» **Extrait**
::::::

C’est à ce drame qu’est confrontée une modeste épouse de pêcheur (de poissons !) italienne au début du siècle dernier. Et nous suivrons sa quête désespérée pour réduire à néant cette offense ultime.
C’est beau, émouvant, inattendu et le récit réserve de belles séquences, des événements imprévisibles, des rencontres fortes dont celle de la personne qui accompagnera le voyage. Et qui va nous réserver une surprise de taille.
Toutes les séquences peuvent être lues avec une dimension symbolique, métaphorique, ou simplement poétique. Elles sont toutes belles, simples comme un voyage initiatique dont vous découvrirez le terme. Un chemin de croix, avec une dimension de Babel car les langues utilisées sont multiples et obscures : le frioulan, le vénète parlés par des acteurs tous amateurs et très authentiques.
Le feu, la terre, l’air et l’eau sont au menu des décors d’un grand dépouillement et d’une sauvage beauté dans lesquels se déroule cette errance, sorte de réponse courageuse faite à celle à laquelle l’âme de cet enfant serait condamnée. Celeste Cescutti porte le film (et pas seulement, vous le découvrirez) sur ses épaules, sous la direction de la réalisatrice, toutes deux débutantes. Et très talentueuses.

::::::

» **Lignes extraites**
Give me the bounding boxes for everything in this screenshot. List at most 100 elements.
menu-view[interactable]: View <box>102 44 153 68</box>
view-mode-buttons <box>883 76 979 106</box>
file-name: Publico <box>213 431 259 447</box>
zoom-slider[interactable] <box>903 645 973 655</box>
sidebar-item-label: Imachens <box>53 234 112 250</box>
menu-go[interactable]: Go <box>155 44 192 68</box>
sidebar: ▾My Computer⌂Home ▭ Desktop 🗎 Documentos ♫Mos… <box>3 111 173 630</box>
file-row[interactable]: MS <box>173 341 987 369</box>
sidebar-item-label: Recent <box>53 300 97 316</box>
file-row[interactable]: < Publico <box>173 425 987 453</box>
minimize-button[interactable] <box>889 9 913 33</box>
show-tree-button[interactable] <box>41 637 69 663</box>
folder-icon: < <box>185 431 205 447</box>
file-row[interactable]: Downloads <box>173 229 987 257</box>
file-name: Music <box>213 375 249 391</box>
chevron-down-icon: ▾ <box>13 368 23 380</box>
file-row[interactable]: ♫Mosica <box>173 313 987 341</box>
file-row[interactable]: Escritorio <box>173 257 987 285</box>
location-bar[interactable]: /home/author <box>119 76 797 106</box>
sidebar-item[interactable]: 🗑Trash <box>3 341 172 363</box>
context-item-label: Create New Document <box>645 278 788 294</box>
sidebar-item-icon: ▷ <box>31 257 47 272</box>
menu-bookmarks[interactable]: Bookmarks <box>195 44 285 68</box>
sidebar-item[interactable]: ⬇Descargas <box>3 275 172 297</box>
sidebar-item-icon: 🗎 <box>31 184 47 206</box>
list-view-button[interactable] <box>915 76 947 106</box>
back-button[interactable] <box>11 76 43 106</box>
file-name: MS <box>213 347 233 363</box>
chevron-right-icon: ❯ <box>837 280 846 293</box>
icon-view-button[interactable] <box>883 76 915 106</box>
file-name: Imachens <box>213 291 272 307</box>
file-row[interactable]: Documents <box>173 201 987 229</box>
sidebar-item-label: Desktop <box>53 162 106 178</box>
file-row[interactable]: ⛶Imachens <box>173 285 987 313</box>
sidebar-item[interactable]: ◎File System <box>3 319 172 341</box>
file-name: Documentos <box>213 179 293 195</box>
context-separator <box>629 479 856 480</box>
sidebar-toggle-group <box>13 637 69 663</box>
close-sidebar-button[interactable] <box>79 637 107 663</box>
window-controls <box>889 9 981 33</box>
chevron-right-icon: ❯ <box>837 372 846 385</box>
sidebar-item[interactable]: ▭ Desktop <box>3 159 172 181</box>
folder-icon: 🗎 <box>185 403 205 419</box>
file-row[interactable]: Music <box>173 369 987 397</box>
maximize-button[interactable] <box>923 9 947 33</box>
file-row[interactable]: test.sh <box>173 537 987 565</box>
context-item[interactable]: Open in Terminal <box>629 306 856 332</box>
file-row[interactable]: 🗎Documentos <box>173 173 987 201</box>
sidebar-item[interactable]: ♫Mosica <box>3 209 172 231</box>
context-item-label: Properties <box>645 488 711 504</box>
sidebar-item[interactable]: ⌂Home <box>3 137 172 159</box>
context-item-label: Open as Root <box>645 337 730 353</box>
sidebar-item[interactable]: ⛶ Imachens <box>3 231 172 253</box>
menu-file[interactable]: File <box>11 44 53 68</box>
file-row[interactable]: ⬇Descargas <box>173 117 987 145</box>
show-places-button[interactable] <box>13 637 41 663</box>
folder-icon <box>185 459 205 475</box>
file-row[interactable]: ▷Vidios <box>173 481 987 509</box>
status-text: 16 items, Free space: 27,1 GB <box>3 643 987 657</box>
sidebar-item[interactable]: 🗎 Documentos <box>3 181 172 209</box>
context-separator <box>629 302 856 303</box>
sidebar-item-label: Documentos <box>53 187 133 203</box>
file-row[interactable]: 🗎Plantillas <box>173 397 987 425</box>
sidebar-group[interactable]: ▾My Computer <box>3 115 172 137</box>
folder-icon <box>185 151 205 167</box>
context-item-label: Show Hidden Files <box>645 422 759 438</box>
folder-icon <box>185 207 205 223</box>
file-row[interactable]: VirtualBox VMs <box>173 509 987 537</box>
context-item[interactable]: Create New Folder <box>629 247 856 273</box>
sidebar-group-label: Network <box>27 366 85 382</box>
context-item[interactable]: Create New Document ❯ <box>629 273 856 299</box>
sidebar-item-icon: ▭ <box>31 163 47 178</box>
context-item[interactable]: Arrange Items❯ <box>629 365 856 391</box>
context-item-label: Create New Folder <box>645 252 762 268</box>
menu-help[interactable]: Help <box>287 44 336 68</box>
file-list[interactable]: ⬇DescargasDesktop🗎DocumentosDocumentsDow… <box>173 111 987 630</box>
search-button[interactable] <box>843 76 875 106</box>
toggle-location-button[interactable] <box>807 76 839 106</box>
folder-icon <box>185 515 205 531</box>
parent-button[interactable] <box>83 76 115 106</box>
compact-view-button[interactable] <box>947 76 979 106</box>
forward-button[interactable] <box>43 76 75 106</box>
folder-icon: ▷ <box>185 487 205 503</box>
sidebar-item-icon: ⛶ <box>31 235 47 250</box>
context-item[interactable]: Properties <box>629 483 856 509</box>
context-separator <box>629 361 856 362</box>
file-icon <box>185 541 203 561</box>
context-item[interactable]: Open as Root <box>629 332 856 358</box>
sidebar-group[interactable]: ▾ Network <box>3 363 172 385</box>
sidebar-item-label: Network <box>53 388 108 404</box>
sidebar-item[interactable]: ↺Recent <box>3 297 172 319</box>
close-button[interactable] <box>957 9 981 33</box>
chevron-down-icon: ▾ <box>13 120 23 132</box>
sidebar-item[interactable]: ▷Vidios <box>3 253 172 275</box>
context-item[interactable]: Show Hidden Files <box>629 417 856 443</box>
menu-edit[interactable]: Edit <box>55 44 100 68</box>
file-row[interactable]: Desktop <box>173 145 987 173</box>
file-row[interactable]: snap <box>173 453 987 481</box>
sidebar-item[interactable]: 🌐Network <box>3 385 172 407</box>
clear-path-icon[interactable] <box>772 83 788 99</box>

::::::

» **Consignes**
1/ Répondez aux questions suivantes d'après l'extrait sur le film.
(a) Qui est confronté au drame au début du siècle dernier ?
(b) Quelles langues les acteurs parlent-ils ?
(c) Quelle actrice porte le film sur ses épaules ?
2/ Recopiez le passage de l'extrait sur le film qui va de « Toutes les séquences » jusqu'à « et très authentiques. ».

» **Corrigé**
1/
(a) Une modeste épouse de pêcheur italienne.
(b) Le frioulan et le vénète.
(c) Celeste Cescutti.

2/
Toutes les séquences peuvent être lues avec une dimension symbolique, métaphorique, ou simplement poétique. Elles sont toutes belles, simples comme un voyage initiatique dont vous découvrirez le terme. Un chemin de croix, avec une dimension de Babel car les langues utilisées sont multiples et obscures : le frioulan, le vénète parlés par des acteurs tous amateurs et très authentiques.